> _EXERCISE GOAL_
Scan the lines below for the word "uires". Copy each line you find it in.

## begin RECORDED INFORMATION

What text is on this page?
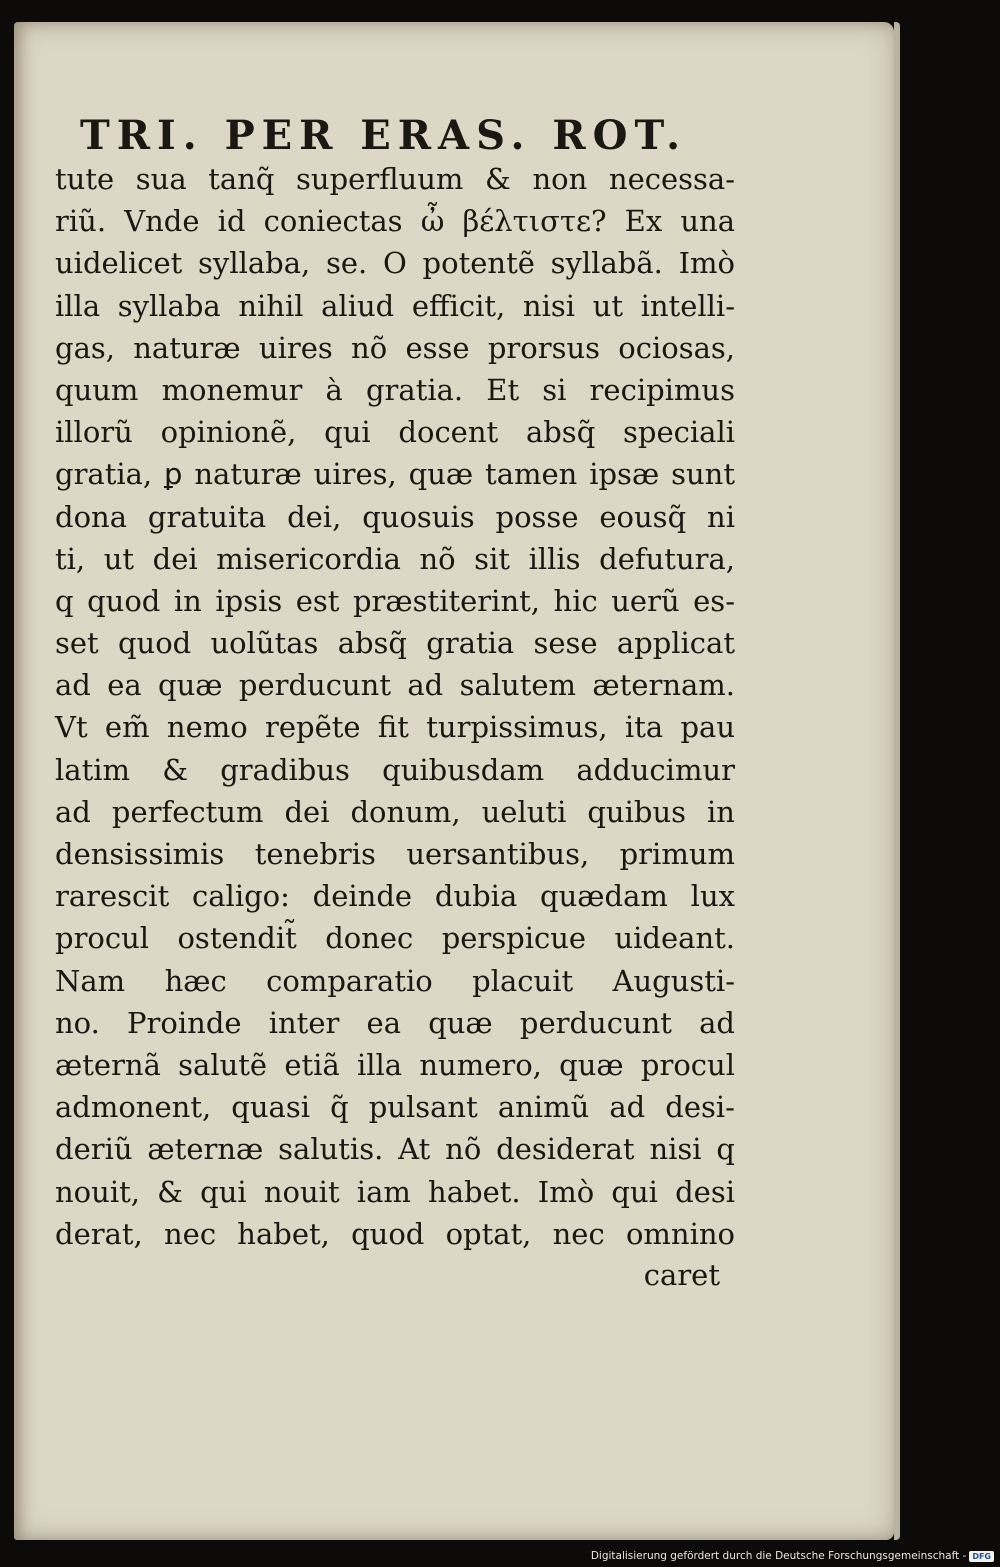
TRI. PER ERAS. ROT.
tute sua tanq̃ superfluum & non necessa-
riũ. Vnde id coniectas ὦ βέλτιστε? Ex una
uidelicet syllaba, se. O potentẽ syllabã. Imò
illa syllaba nihil aliud efficit, nisi ut intelli-
gas, naturæ uires nõ esse prorsus ociosas,
quum monemur à gratia. Et si recipimus
illorũ opinionẽ, qui docent absq̃ speciali
gratia, ꝑ naturæ uires, quæ tamen ipsæ sunt
dona gratuita dei, quosuis posse eousq̃ ni
ti, ut dei misericordia nõ sit illis defutura,
q quod in ipsis est præstiterint, hic uerũ es-
set quod uolũtas absq̃ gratia sese applicat
ad ea quæ perducunt ad salutem æternam.
Vt em̃ nemo repẽte fit turpissimus, ita pau
latim & gradibus quibusdam adducimur
ad perfectum dei donum, ueluti quibus in
densissimis tenebris uersantibus, primum
rarescit caligo: deinde dubia quædam lux
procul ostendit̃ donec perspicue uideant.
Nam hæc comparatio placuit Augusti-
no. Proinde inter ea quæ perducunt ad
æternã salutẽ etiã illa numero, quæ procul
admonent, quasi q̃ pulsant animũ ad desi-
deriũ æternæ salutis. At nõ desiderat nisi q
nouit, & qui nouit iam habet. Imò qui desi
derat, nec habet, quod optat, nec omnino

caret

Digitalisierung gefördert durch die Deutsche Forschungsgemeinschaft - DFG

## end RECORDED INFORMATION

> _RESPONSE TO THE TASK_
gas, naturæ uires nõ esse prorsus ociosas,
gratia, ꝑ naturæ uires, quæ tamen ipsæ sunt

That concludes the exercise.